Whenever a line below holds the word "seven", copy that line.

--- EXTRACTED RECORDS ---

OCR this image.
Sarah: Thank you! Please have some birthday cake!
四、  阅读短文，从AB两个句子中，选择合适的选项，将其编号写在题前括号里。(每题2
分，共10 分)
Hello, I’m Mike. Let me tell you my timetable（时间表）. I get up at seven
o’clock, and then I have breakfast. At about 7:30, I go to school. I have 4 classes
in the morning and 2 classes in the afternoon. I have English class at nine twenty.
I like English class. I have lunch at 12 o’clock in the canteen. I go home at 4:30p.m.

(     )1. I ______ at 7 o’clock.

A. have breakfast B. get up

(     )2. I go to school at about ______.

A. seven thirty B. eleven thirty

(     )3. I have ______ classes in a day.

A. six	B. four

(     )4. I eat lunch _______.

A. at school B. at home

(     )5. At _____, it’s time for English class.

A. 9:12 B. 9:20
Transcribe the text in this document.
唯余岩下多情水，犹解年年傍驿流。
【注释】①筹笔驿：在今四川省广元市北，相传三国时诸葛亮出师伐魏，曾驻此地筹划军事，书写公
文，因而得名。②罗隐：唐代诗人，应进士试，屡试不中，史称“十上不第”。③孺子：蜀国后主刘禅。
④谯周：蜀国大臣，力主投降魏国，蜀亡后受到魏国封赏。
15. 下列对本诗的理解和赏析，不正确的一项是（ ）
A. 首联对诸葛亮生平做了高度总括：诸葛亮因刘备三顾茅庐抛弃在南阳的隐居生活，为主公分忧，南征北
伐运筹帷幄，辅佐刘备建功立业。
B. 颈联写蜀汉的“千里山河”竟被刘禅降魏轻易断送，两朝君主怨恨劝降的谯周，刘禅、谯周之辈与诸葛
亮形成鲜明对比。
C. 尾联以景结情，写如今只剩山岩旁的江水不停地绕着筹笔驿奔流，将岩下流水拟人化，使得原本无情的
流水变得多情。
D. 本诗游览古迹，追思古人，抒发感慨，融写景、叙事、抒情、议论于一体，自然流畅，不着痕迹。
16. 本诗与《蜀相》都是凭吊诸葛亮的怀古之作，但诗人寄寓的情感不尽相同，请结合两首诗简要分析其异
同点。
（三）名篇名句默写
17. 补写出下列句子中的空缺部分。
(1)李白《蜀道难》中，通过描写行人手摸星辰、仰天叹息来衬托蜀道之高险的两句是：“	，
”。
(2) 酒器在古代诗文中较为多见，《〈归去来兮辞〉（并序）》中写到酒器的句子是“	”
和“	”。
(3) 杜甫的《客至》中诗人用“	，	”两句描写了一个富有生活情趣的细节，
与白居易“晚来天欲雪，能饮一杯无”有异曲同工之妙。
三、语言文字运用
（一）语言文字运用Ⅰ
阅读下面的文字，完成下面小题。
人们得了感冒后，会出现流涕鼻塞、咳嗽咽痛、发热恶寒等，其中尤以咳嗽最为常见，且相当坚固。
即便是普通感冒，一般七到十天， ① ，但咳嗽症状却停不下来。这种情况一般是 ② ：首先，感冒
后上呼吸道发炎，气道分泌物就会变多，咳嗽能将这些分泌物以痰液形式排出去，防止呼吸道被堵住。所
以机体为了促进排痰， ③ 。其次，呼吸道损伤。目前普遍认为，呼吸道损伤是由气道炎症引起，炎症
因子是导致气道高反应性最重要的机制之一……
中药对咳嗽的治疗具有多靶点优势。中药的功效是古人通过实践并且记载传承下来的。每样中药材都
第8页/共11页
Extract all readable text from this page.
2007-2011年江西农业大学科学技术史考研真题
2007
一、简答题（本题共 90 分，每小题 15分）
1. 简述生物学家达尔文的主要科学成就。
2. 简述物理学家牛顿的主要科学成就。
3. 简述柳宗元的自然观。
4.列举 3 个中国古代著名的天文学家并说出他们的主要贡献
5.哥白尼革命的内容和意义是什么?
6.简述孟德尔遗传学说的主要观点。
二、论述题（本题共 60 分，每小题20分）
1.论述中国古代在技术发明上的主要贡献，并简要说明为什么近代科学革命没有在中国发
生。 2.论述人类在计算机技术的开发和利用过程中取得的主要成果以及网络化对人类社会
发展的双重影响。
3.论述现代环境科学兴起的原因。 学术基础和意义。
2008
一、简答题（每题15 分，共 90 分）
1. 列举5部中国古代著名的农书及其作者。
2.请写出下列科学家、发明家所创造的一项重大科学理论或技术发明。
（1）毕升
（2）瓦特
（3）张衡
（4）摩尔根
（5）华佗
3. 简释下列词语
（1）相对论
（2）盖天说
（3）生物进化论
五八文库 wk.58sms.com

---

**RESPONSE TO THIS EXERCISE**
Hello, I’m Mike. Let me tell you my timetable（时间表）. I get up at seven
A. seven thirty B. eleven thirty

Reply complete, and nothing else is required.